> [GOAL OF THE EXERCISE]: Transcribe every line of the records below verbatim, omitting the pictures.

---------- INFORMATION SHOWN

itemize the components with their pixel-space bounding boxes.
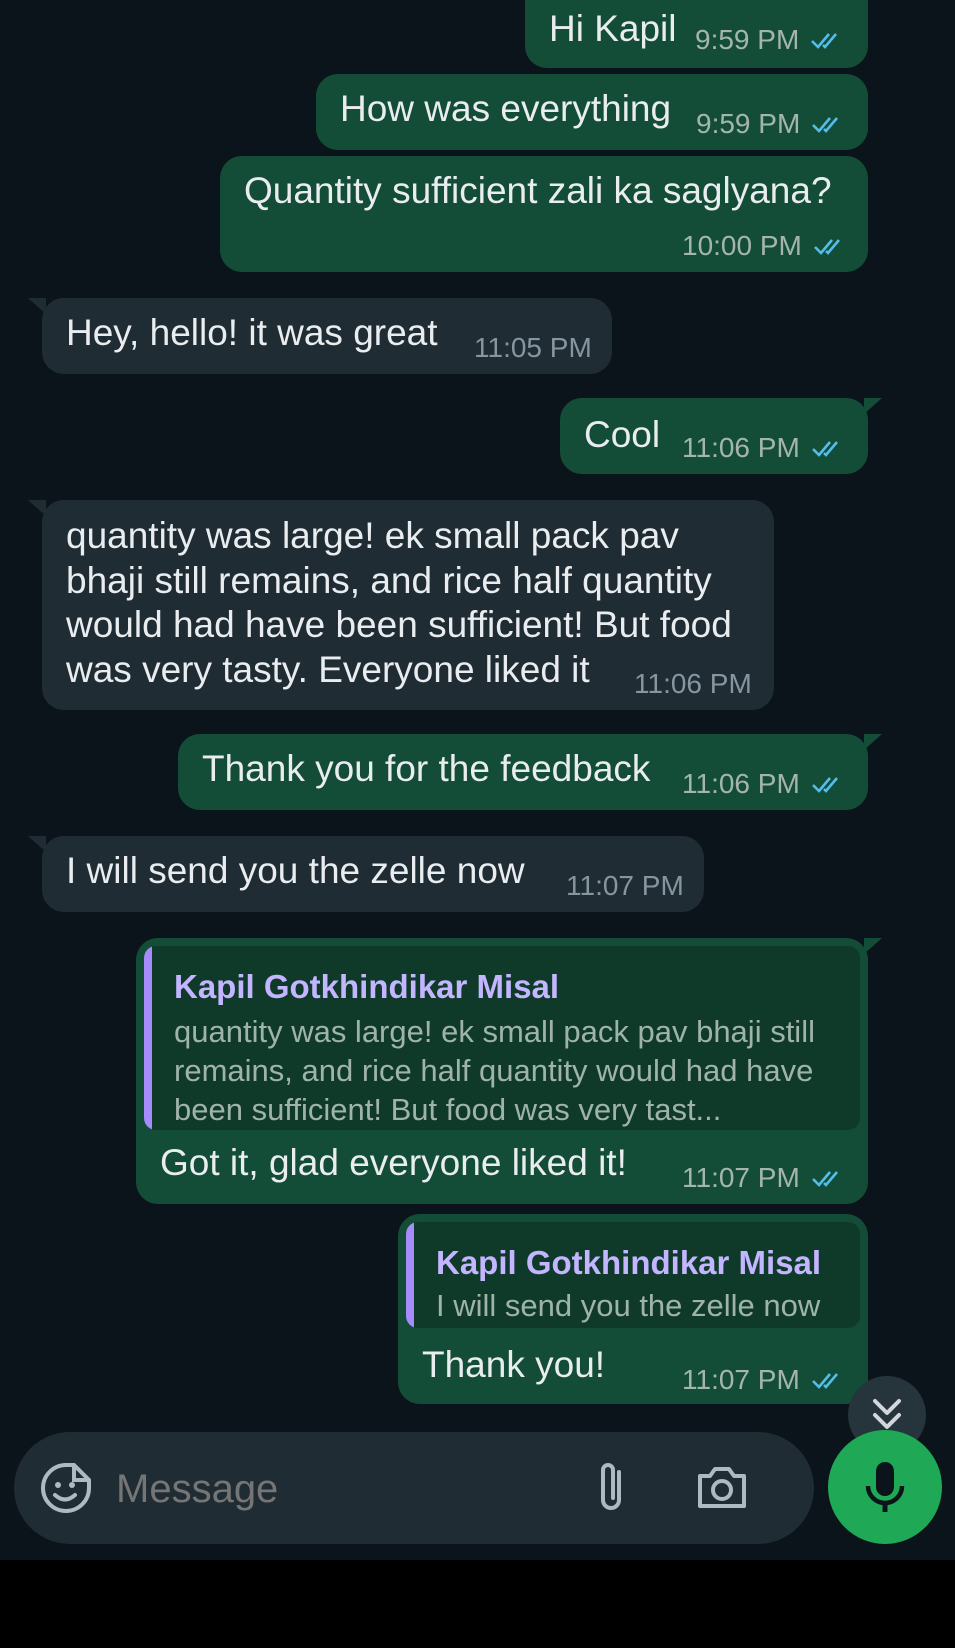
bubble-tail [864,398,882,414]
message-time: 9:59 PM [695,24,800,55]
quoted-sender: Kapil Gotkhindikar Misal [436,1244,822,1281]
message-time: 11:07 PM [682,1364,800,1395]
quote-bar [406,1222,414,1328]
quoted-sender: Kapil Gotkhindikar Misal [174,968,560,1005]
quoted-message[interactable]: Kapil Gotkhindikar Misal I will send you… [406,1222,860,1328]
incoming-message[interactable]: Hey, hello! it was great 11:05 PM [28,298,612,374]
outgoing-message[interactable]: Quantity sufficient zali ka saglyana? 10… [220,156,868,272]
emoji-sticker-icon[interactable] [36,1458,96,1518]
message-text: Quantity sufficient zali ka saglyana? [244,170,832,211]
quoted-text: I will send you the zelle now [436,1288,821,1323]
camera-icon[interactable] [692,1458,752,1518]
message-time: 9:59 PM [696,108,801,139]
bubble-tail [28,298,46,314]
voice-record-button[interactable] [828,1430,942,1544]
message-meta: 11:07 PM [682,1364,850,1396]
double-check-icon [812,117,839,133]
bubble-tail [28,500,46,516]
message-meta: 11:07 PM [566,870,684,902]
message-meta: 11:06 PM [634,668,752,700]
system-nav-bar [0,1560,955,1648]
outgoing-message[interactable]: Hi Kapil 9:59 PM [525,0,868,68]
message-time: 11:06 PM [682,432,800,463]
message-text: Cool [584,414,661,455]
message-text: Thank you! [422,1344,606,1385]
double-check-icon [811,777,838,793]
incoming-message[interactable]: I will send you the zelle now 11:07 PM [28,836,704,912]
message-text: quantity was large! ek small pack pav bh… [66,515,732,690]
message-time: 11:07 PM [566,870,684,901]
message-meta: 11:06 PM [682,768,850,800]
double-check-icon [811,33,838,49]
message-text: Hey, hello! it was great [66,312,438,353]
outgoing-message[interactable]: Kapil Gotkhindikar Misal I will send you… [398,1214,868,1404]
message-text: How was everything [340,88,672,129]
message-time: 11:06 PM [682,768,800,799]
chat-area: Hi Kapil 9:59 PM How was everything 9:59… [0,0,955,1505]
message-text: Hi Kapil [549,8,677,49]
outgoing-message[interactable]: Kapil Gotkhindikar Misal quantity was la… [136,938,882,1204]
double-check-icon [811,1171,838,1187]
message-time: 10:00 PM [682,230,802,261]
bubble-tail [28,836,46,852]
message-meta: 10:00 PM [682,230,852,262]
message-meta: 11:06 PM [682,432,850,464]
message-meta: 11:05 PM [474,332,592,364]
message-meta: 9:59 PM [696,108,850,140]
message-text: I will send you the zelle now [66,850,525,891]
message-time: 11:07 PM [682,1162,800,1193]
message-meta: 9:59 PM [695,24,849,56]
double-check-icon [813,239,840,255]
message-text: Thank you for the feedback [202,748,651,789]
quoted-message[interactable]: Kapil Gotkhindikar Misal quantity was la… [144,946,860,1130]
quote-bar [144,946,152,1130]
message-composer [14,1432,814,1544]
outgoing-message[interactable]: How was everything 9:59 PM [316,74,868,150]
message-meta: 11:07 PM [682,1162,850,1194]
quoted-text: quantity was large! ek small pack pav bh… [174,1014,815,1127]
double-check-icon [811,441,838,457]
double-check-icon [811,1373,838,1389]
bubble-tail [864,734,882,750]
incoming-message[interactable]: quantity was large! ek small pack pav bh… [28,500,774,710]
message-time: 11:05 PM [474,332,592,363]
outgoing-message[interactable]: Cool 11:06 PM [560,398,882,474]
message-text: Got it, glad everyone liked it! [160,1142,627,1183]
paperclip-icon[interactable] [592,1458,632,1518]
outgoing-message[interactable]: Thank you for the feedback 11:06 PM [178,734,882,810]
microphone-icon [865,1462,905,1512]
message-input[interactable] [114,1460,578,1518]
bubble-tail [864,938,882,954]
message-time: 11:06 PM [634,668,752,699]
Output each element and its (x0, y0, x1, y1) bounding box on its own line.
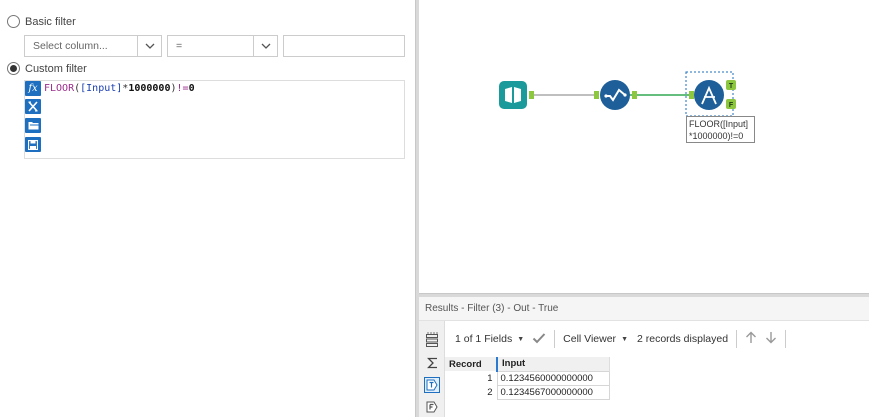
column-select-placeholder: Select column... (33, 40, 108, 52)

--------------------

> [TASK RESPONSE]:
itemize the components with their pixel-space bounding boxes.
bubble-tail [864,398,882,414]
message-time: 9:59 PM [695,24,800,55]
quoted-sender: Kapil Gotkhindikar Misal [436,1244,822,1281]
message-time: 11:07 PM [682,1364,800,1395]
quote-bar [406,1222,414,1328]
quoted-sender: Kapil Gotkhindikar Misal [174,968,560,1005]
quoted-message[interactable]: Kapil Gotkhindikar Misal I will send you… [406,1222,860,1328]
incoming-message[interactable]: Hey, hello! it was great 11:05 PM [28,298,612,374]
outgoing-message[interactable]: Quantity sufficient zali ka saglyana? 10… [220,156,868,272]
emoji-sticker-icon[interactable] [36,1458,96,1518]
message-text: Quantity sufficient zali ka saglyana? [244,170,832,211]
quoted-text: I will send you the zelle now [436,1288,821,1323]
camera-icon[interactable] [692,1458,752,1518]
message-time: 9:59 PM [696,108,801,139]
bubble-tail [28,298,46,314]
voice-record-button[interactable] [828,1430,942,1544]
message-meta: 11:07 PM [682,1364,850,1396]
double-check-icon [812,117,839,133]
bubble-tail [28,500,46,516]
message-meta: 11:07 PM [566,870,684,902]
message-meta: 11:06 PM [634,668,752,700]
system-nav-bar [0,1560,955,1648]
outgoing-message[interactable]: Hi Kapil 9:59 PM [525,0,868,68]
message-time: 11:06 PM [682,432,800,463]
message-text: Cool [584,414,661,455]
message-text: Thank you! [422,1344,606,1385]
double-check-icon [811,777,838,793]
incoming-message[interactable]: I will send you the zelle now 11:07 PM [28,836,704,912]
message-text: quantity was large! ek small pack pav bh… [66,515,732,690]
message-time: 11:07 PM [566,870,684,901]
message-meta: 11:06 PM [682,768,850,800]
double-check-icon [811,33,838,49]
message-text: Hey, hello! it was great [66,312,438,353]
outgoing-message[interactable]: Kapil Gotkhindikar Misal I will send you… [398,1214,868,1404]
message-text: How was everything [340,88,672,129]
message-time: 11:06 PM [682,768,800,799]
chat-area: Hi Kapil 9:59 PM How was everything 9:59… [0,0,955,1505]
message-text: Hi Kapil [549,8,677,49]
outgoing-message[interactable]: Kapil Gotkhindikar Misal quantity was la… [136,938,882,1204]
double-check-icon [811,1171,838,1187]
message-time: 10:00 PM [682,230,802,261]
bubble-tail [28,836,46,852]
message-meta: 10:00 PM [682,230,852,262]
message-meta: 11:06 PM [682,432,850,464]
message-meta: 11:05 PM [474,332,592,364]
message-meta: 9:59 PM [696,108,850,140]
message-text: I will send you the zelle now [66,850,525,891]
message-time: 11:07 PM [682,1162,800,1193]
message-meta: 9:59 PM [695,24,849,56]
double-check-icon [813,239,840,255]
message-text: Thank you for the feedback [202,748,651,789]
quoted-message[interactable]: Kapil Gotkhindikar Misal quantity was la… [144,946,860,1130]
quote-bar [144,946,152,1130]
message-composer [14,1432,814,1544]
outgoing-message[interactable]: How was everything 9:59 PM [316,74,868,150]
message-meta: 11:07 PM [682,1162,850,1194]
quoted-text: quantity was large! ek small pack pav bh… [174,1014,815,1127]
double-check-icon [811,441,838,457]
double-check-icon [811,1373,838,1389]
bubble-tail [864,734,882,750]
incoming-message[interactable]: quantity was large! ek small pack pav bh… [28,500,774,710]
message-time: 11:05 PM [474,332,592,363]
outgoing-message[interactable]: Cool 11:06 PM [560,398,882,474]
message-text: Got it, glad everyone liked it! [160,1142,627,1183]
paperclip-icon[interactable] [592,1458,632,1518]
outgoing-message[interactable]: Thank you for the feedback 11:06 PM [178,734,882,810]
microphone-icon [865,1462,905,1512]
message-input[interactable] [114,1460,578,1518]
bubble-tail [864,938,882,954]
message-time: 11:06 PM [634,668,752,699]
Output each element and its (x0, y0, x1, y1) bounding box on its own line.
column-select-placeholder: Select column... (33, 40, 108, 52)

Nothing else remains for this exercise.